(Stored items from a collection)
(begin)

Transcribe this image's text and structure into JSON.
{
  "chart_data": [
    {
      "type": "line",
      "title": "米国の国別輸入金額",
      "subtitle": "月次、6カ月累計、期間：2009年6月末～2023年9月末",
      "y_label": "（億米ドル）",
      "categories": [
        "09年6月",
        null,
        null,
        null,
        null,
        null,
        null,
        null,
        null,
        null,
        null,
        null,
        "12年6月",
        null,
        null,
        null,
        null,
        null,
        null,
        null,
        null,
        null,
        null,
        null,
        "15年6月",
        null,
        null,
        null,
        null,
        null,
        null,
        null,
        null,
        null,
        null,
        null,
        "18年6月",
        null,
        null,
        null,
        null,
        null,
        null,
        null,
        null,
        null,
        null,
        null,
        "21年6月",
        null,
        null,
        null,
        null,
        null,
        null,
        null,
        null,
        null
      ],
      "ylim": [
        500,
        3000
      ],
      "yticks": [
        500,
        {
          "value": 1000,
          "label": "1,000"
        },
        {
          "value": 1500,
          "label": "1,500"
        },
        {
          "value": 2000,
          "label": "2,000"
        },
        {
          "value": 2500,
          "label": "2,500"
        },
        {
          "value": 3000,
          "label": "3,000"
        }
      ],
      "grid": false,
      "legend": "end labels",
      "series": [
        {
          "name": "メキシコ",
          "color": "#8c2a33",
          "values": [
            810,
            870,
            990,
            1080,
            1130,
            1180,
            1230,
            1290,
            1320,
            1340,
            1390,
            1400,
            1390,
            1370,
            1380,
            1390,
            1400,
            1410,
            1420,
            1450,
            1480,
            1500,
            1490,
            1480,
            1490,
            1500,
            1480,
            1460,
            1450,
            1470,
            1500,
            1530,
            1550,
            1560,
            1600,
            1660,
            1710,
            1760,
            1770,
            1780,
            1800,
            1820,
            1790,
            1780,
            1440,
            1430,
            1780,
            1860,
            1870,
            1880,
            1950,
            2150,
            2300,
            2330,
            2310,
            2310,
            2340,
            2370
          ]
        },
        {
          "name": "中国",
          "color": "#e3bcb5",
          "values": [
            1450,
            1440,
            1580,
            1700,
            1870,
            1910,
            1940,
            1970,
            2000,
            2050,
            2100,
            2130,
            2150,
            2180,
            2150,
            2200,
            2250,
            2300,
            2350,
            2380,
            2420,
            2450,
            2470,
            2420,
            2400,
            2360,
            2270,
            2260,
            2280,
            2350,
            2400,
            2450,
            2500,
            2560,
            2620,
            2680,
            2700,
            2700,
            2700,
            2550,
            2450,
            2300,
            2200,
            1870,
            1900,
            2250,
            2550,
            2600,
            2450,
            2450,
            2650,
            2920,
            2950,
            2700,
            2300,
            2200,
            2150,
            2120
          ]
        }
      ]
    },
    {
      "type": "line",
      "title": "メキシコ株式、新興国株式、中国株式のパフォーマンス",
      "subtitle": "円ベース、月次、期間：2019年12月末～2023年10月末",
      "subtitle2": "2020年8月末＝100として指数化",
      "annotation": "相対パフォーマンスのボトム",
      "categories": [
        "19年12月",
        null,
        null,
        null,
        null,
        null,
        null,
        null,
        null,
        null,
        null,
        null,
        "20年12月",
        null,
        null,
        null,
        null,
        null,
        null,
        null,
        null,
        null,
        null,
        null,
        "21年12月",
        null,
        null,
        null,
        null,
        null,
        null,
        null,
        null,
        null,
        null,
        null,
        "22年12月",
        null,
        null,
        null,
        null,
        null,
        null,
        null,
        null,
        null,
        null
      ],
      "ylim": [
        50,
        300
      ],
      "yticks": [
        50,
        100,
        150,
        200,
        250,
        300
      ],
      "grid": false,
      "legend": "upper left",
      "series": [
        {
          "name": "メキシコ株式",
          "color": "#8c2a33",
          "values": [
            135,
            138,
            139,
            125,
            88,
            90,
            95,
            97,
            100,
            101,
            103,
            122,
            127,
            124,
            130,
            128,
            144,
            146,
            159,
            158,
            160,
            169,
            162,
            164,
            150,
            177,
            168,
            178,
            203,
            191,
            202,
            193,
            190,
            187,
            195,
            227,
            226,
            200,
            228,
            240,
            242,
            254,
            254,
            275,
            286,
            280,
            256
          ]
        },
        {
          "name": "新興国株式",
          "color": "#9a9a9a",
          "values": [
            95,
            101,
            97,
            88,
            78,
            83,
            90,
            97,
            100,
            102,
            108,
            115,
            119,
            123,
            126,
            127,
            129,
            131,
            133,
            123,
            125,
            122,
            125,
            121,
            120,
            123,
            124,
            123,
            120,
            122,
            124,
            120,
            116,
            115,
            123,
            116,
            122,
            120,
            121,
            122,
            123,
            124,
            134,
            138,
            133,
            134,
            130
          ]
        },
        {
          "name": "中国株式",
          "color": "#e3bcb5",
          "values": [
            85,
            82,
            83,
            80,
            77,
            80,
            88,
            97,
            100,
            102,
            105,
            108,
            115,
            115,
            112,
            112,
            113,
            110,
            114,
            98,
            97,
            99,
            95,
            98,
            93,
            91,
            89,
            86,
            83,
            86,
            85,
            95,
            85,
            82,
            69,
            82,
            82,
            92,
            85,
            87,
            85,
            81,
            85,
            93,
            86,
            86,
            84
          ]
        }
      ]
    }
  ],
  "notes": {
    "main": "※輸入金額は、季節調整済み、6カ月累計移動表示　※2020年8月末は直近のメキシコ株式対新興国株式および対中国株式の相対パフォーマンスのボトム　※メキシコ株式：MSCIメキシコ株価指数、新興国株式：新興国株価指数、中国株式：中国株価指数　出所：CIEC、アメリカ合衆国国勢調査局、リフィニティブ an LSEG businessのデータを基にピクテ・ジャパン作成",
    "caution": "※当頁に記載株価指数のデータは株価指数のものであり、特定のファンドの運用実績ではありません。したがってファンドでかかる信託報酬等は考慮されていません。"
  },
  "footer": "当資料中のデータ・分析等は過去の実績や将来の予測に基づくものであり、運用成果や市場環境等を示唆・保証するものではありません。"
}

(end)

◆ What you have to do: Write out the whole listing again. Match it word for word.

◆ Exercise result:
Transcribe this image's text and structure into JSON.
{
  "chart_data": [
    {
      "type": "line",
      "title": "米国の国別輸入金額",
      "subtitle": "月次、6カ月累計、期間：2009年6月末～2023年9月末",
      "y_label": "（億米ドル）",
      "categories": [
        "09年6月",
        null,
        null,
        null,
        null,
        null,
        null,
        null,
        null,
        null,
        null,
        null,
        "12年6月",
        null,
        null,
        null,
        null,
        null,
        null,
        null,
        null,
        null,
        null,
        null,
        "15年6月",
        null,
        null,
        null,
        null,
        null,
        null,
        null,
        null,
        null,
        null,
        null,
        "18年6月",
        null,
        null,
        null,
        null,
        null,
        null,
        null,
        null,
        null,
        null,
        null,
        "21年6月",
        null,
        null,
        null,
        null,
        null,
        null,
        null,
        null,
        null
      ],
      "ylim": [
        500,
        3000
      ],
      "yticks": [
        500,
        {
          "value": 1000,
          "label": "1,000"
        },
        {
          "value": 1500,
          "label": "1,500"
        },
        {
          "value": 2000,
          "label": "2,000"
        },
        {
          "value": 2500,
          "label": "2,500"
        },
        {
          "value": 3000,
          "label": "3,000"
        }
      ],
      "grid": false,
      "legend": "end labels",
      "series": [
        {
          "name": "メキシコ",
          "color": "#8c2a33",
          "values": [
            810,
            870,
            990,
            1080,
            1130,
            1180,
            1230,
            1290,
            1320,
            1340,
            1390,
            1400,
            1390,
            1370,
            1380,
            1390,
            1400,
            1410,
            1420,
            1450,
            1480,
            1500,
            1490,
            1480,
            1490,
            1500,
            1480,
            1460,
            1450,
            1470,
            1500,
            1530,
            1550,
            1560,
            1600,
            1660,
            1710,
            1760,
            1770,
            1780,
            1800,
            1820,
            1790,
            1780,
            1440,
            1430,
            1780,
            1860,
            1870,
            1880,
            1950,
            2150,
            2300,
            2330,
            2310,
            2310,
            2340,
            2370
          ]
        },
        {
          "name": "中国",
          "color": "#e3bcb5",
          "values": [
            1450,
            1440,
            1580,
            1700,
            1870,
            1910,
            1940,
            1970,
            2000,
            2050,
            2100,
            2130,
            2150,
            2180,
            2150,
            2200,
            2250,
            2300,
            2350,
            2380,
            2420,
            2450,
            2470,
            2420,
            2400,
            2360,
            2270,
            2260,
            2280,
            2350,
            2400,
            2450,
            2500,
            2560,
            2620,
            2680,
            2700,
            2700,
            2700,
            2550,
            2450,
            2300,
            2200,
            1870,
            1900,
            2250,
            2550,
            2600,
            2450,
            2450,
            2650,
            2920,
            2950,
            2700,
            2300,
            2200,
            2150,
            2120
          ]
        }
      ]
    },
    {
      "type": "line",
      "title": "メキシコ株式、新興国株式、中国株式のパフォーマンス",
      "subtitle": "円ベース、月次、期間：2019年12月末～2023年10月末",
      "subtitle2": "2020年8月末＝100として指数化",
      "annotation": "相対パフォーマンスのボトム",
      "categories": [
        "19年12月",
        null,
        null,
        null,
        null,
        null,
        null,
        null,
        null,
        null,
        null,
        null,
        "20年12月",
        null,
        null,
        null,
        null,
        null,
        null,
        null,
        null,
        null,
        null,
        null,
        "21年12月",
        null,
        null,
        null,
        null,
        null,
        null,
        null,
        null,
        null,
        null,
        null,
        "22年12月",
        null,
        null,
        null,
        null,
        null,
        null,
        null,
        null,
        null,
        null
      ],
      "ylim": [
        50,
        300
      ],
      "yticks": [
        50,
        100,
        150,
        200,
        250,
        300
      ],
      "grid": false,
      "legend": "upper left",
      "series": [
        {
          "name": "メキシコ株式",
          "color": "#8c2a33",
          "values": [
            135,
            138,
            139,
            125,
            88,
            90,
            95,
            97,
            100,
            101,
            103,
            122,
            127,
            124,
            130,
            128,
            144,
            146,
            159,
            158,
            160,
            169,
            162,
            164,
            150,
            177,
            168,
            178,
            203,
            191,
            202,
            193,
            190,
            187,
            195,
            227,
            226,
            200,
            228,
            240,
            242,
            254,
            254,
            275,
            286,
            280,
            256
          ]
        },
        {
          "name": "新興国株式",
          "color": "#9a9a9a",
          "values": [
            95,
            101,
            97,
            88,
            78,
            83,
            90,
            97,
            100,
            102,
            108,
            115,
            119,
            123,
            126,
            127,
            129,
            131,
            133,
            123,
            125,
            122,
            125,
            121,
            120,
            123,
            124,
            123,
            120,
            122,
            124,
            120,
            116,
            115,
            123,
            116,
            122,
            120,
            121,
            122,
            123,
            124,
            134,
            138,
            133,
            134,
            130
          ]
        },
        {
          "name": "中国株式",
          "color": "#e3bcb5",
          "values": [
            85,
            82,
            83,
            80,
            77,
            80,
            88,
            97,
            100,
            102,
            105,
            108,
            115,
            115,
            112,
            112,
            113,
            110,
            114,
            98,
            97,
            99,
            95,
            98,
            93,
            91,
            89,
            86,
            83,
            86,
            85,
            95,
            85,
            82,
            69,
            82,
            82,
            92,
            85,
            87,
            85,
            81,
            85,
            93,
            86,
            86,
            84
          ]
        }
      ]
    }
  ],
  "notes": {
    "main": "※輸入金額は、季節調整済み、6カ月累計移動表示　※2020年8月末は直近のメキシコ株式対新興国株式および対中国株式の相対パフォーマンスのボトム　※メキシコ株式：MSCIメキシコ株価指数、新興国株式：新興国株価指数、中国株式：中国株価指数　出所：CIEC、アメリカ合衆国国勢調査局、リフィニティブ an LSEG businessのデータを基にピクテ・ジャパン作成",
    "caution": "※当頁に記載株価指数のデータは株価指数のものであり、特定のファンドの運用実績ではありません。したがってファンドでかかる信託報酬等は考慮されていません。"
  },
  "footer": "当資料中のデータ・分析等は過去の実績や将来の予測に基づくものであり、運用成果や市場環境等を示唆・保証するものではありません。"
}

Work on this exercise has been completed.